** What to do **
Below are some records. How many of their lines contain the string "Information"? Give the number only.

(Data entries)
————

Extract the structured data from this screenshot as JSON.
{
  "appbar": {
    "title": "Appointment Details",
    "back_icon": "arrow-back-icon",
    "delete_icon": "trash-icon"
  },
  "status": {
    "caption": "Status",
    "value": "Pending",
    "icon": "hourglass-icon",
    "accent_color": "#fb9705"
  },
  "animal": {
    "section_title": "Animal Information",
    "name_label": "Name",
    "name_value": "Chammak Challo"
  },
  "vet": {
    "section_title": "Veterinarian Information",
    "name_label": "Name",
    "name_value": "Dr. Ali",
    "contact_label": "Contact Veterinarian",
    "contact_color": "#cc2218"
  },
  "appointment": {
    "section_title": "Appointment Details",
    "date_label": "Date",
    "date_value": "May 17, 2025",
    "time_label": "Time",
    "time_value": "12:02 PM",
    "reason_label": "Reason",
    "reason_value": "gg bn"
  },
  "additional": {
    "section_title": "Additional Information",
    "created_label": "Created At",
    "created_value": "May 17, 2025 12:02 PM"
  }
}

————

** Answer to the exercise **
3